- Required action -
Each line of the data holding "plur" should be found and copied.

◇ ◇ ◇ ◇

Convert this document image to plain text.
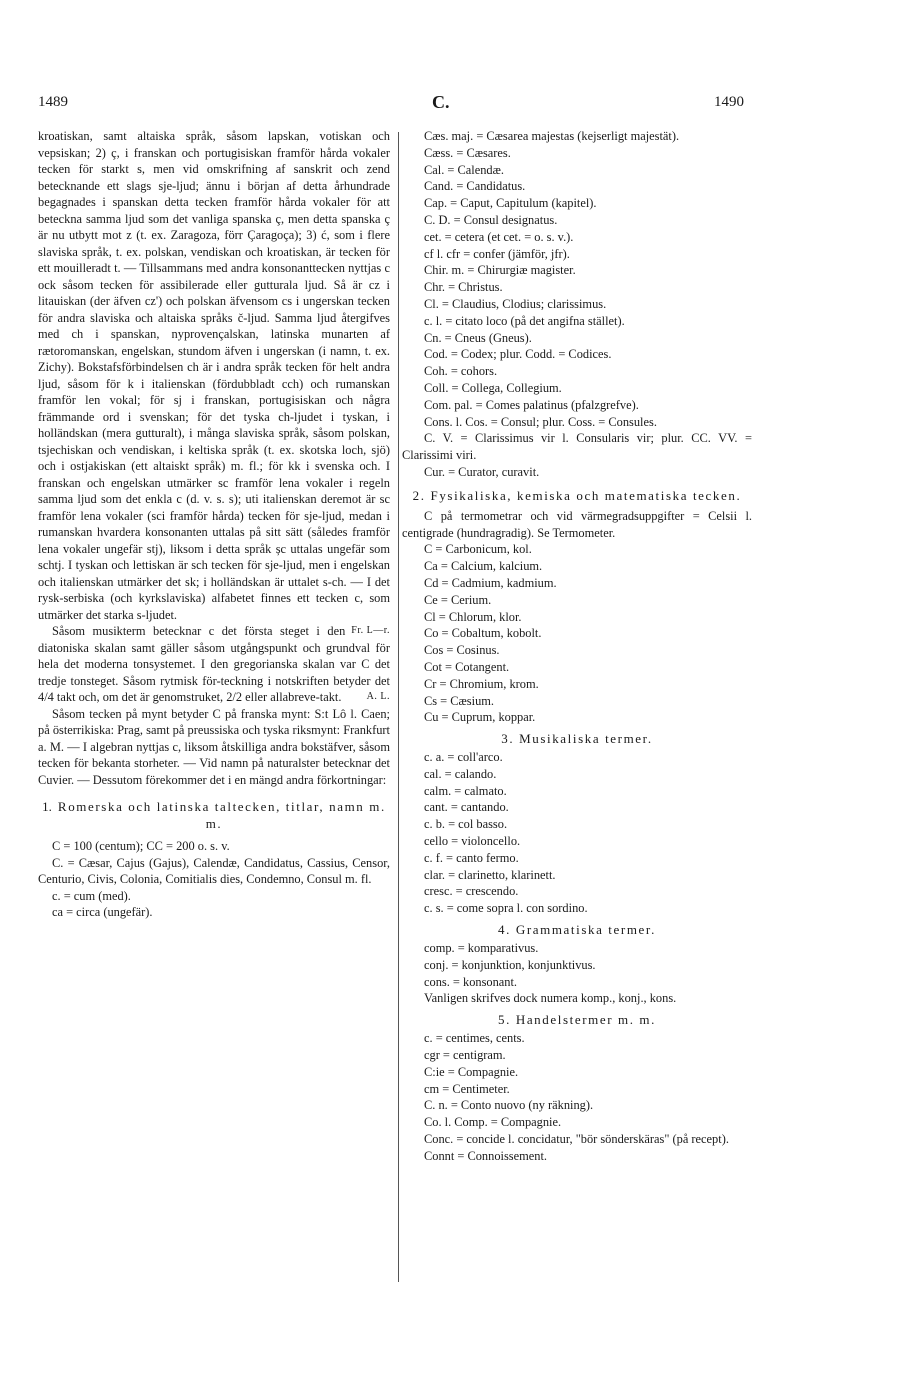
1489	C.	1490

kroatiskan, samt altaiska språk, såsom lapskan, votiskan och vepsiskan; 2) ç, i franskan och portugisiskan framför hårda vokaler tecken för starkt s, men vid omskrifning af sanskrit och zend betecknande ett slags sje-ljud; ännu i början af detta århundrade begagnades i spanskan detta tecken framför hårda vokaler för att beteckna samma ljud som det vanliga spanska ç, men detta spanska ç är nu utbytt mot z (t. ex. Zaragoza, förr Çaragoça); 3) ć, som i flere slaviska språk, t. ex. polskan, vendiskan och kroatiskan, är tecken för ett mouilleradt t. — Tillsammans med andra konsonanttecken nyttjas c ock såsom tecken för assibilerade eller gutturala ljud. Så är cz i litauiskan (der äfven cz') och polskan äfvensom cs i ungerskan tecken för andra slaviska och altaiska språks č-ljud. Samma ljud återgifves med ch i spanskan, nyprovençalskan, latinska munarten af rætoromanskan, engelskan, stundom äfven i ungerskan (i namn, t. ex. Zichy). Bokstafsförbindelsen ch är i andra språk tecken för helt andra ljud, såsom för k i italienskan (fördubbladt cch) och rumanskan framför len vokal; för sj i franskan, portugisiskan och några främmande ord i svenskan; för det tyska ch-ljudet i tyskan, i holländskan (mera gutturalt), i många slaviska språk, såsom polskan, tsjechiskan och vendiskan, i keltiska språk (t. ex. skotska loch, sjö) och i ostjakiskan (ett altaiskt språk) m. fl.; för kk i svenska och. I franskan och engelskan utmärker sc framför lena vokaler i regeln samma ljud som det enkla c (d. v. s. s); uti italienskan deremot är sc framför lena vokaler (sci framför hårda) tecken för sje-ljud, medan i rumanskan hvardera konsonanten uttalas på sitt sätt (således framför lena vokaler ungefär stj), liksom i detta språk șc uttalas ungefär som schtj. I tyskan och lettiskan är sch tecken för sje-ljud, men i engelskan och italienskan utmärker det sk; i holländskan är uttalet s-ch. — I det rysk-serbiska (och kyrkslaviska) alfabetet finnes ett tecken c, som utmärker det starka s-ljudet.

Fr. L—r.

Såsom musikterm betecknar c det första steget i den diatoniska skalan samt gäller såsom utgångspunkt och grundval för hela det moderna tonsystemet. I den gregorianska skalan var C det tredje tonsteget. Såsom rytmisk för-teckning i notskriften betyder det 4/4 takt och, om det är genomstruket, 2/2 eller allabreve-takt.	A. L.

Såsom tecken på mynt betyder C på franska mynt: S:t Lô l. Caen; på österrikiska: Prag, samt på preussiska och tyska riksmynt: Frankfurt a. M. — I algebran nyttjas c, liksom åtskilliga andra bokstäfver, såsom tecken för bekanta storheter. — Vid namn på naturalster betecknar det Cuvier. — Dessutom förekommer det i en mängd andra förkortningar:

1. Romerska och latinska taltecken, titlar, namn m. m.

C = 100 (centum); CC = 200 o. s. v.

C. = Cæsar, Cajus (Gajus), Calendæ, Candidatus, Cassius, Censor, Centurio, Civis, Colonia, Comitialis dies, Condemno, Consul m. fl.

c. = cum (med).

ca = circa (ungefär).

Cæs. maj. = Cæsarea majestas (kejserligt majestät).

Cæss. = Cæsares.

Cal. = Calendæ.

Cand. = Candidatus.

Cap. = Caput, Capitulum (kapitel).

C. D. = Consul designatus.

cet. = cetera (et cet. = o. s. v.).

cf l. cfr = confer (jämför, jfr).

Chir. m. = Chirurgiæ magister.

Chr. = Christus.

Cl. = Claudius, Clodius; clarissimus.

c. l. = citato loco (på det angifna stället).

Cn. = Cneus (Gneus).

Cod. = Codex; plur. Codd. = Codices.

Coh. = cohors.

Coll. = Collega, Collegium.

Com. pal. = Comes palatinus (pfalzgrefve).

Cons. l. Cos. = Consul; plur. Coss. = Consules.

C. V. = Clarissimus vir l. Consularis vir; plur. CC. VV. = Clarissimi viri.

Cur. = Curator, curavit.

2. Fysikaliska, kemiska och matematiska tecken.

C på termometrar och vid värmegradsuppgifter = Celsii l. centigrade (hundragradig). Se Termometer.

C = Carbonicum, kol.

Ca = Calcium, kalcium.

Cd = Cadmium, kadmium.

Ce = Cerium.

Cl = Chlorum, klor.

Co = Cobaltum, kobolt.

Cos = Cosinus.

Cot = Cotangent.

Cr = Chromium, krom.

Cs = Cæsium.

Cu = Cuprum, koppar.

3. Musikaliska termer.

c. a. = coll'arco.

cal. = calando.

calm. = calmato.

cant. = cantando.

c. b. = col basso.

cello = violoncello.

c. f. = canto fermo.

clar. = clarinetto, klarinett.

cresc. = crescendo.

c. s. = come sopra l. con sordino.

4. Grammatiska termer.

comp. = komparativus.

conj. = konjunktion, konjunktivus.

cons. = konsonant.

Vanligen skrifves dock numera komp., konj., kons.

5. Handelstermer m. m.

c. = centimes, cents.

cgr = centigram.

C:ie = Compagnie.

cm = Centimeter.

C. n. = Conto nuovo (ny räkning).

Co. l. Comp. = Compagnie.

Conc. = concide l. concidatur, "bör sönderskäras" (på recept).

Connt = Connoissement.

◇ ◇ ◇ ◇

- Task result -
Cod. = Codex; plur. Codd. = Codices.
Cons. l. Cos. = Consul; plur. Coss. = Consules.
C. V. = Clarissimus vir l. Consularis vir; plur. CC. VV. = Clarissimi viri.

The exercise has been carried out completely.